Copy out every line that contains the word "кнопкой".

Data entries
• • • • • • •
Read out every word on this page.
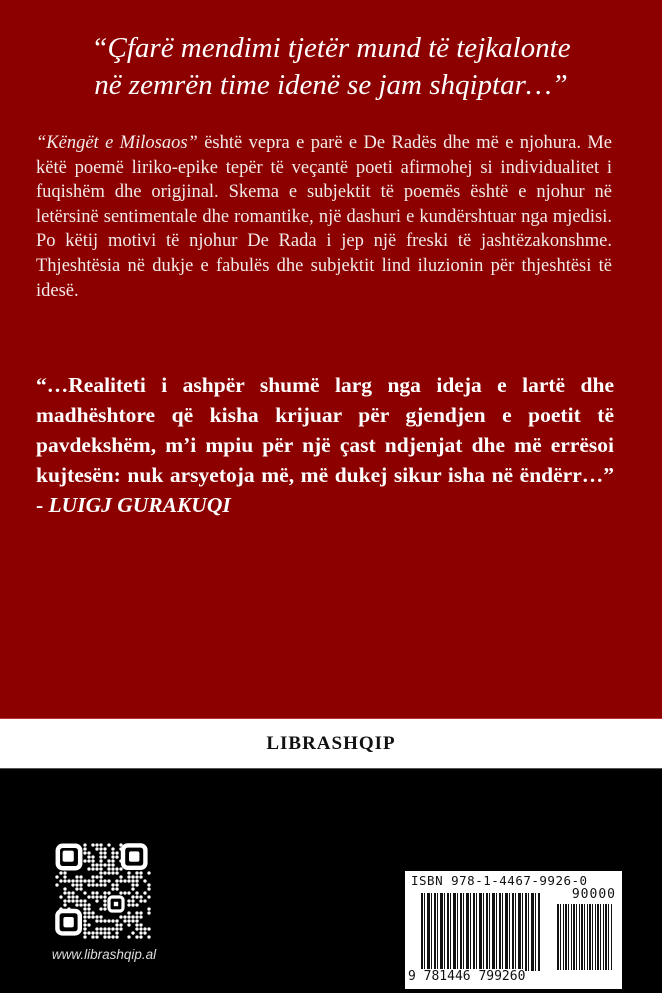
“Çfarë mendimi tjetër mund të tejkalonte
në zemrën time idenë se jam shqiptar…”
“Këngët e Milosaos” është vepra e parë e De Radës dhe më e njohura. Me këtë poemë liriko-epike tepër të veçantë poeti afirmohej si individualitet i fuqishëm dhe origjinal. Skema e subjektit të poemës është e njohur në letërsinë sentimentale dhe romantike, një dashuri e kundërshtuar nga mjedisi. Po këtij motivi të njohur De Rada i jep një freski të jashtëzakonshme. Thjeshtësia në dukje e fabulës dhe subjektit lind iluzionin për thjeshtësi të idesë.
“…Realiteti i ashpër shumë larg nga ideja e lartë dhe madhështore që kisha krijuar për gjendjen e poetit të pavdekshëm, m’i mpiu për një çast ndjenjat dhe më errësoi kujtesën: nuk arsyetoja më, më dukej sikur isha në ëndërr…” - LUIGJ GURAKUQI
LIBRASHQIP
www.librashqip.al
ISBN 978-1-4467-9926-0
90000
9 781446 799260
• • • • • • •
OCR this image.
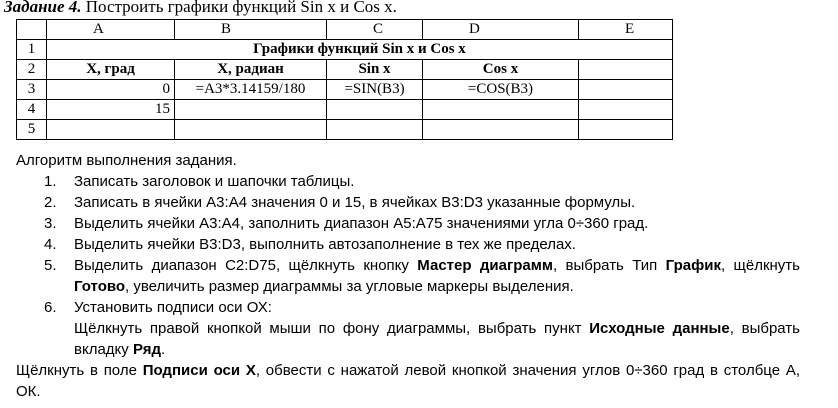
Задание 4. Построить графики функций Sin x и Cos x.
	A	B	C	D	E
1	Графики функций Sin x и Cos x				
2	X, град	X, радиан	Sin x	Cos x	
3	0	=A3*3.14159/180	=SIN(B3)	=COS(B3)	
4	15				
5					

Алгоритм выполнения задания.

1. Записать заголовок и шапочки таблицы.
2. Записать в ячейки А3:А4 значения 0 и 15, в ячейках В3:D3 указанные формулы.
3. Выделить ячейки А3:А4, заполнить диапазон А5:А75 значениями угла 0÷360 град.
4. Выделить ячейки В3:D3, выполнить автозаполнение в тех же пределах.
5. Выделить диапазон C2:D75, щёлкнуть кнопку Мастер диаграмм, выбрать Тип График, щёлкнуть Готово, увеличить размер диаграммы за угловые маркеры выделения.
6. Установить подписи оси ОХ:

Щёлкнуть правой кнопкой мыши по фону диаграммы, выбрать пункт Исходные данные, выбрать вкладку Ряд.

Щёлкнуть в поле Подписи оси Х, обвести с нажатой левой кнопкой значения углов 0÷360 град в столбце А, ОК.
• • • • • • •
> Solution to the exercise:
Щёлкнуть правой кнопкой мыши по фону диаграммы, выбрать пункт Исходные данные, выбрать вкладку Ряд.
Щёлкнуть в поле Подписи оси Х, обвести с нажатой левой кнопкой значения углов 0÷360 град в столбце А, ОК.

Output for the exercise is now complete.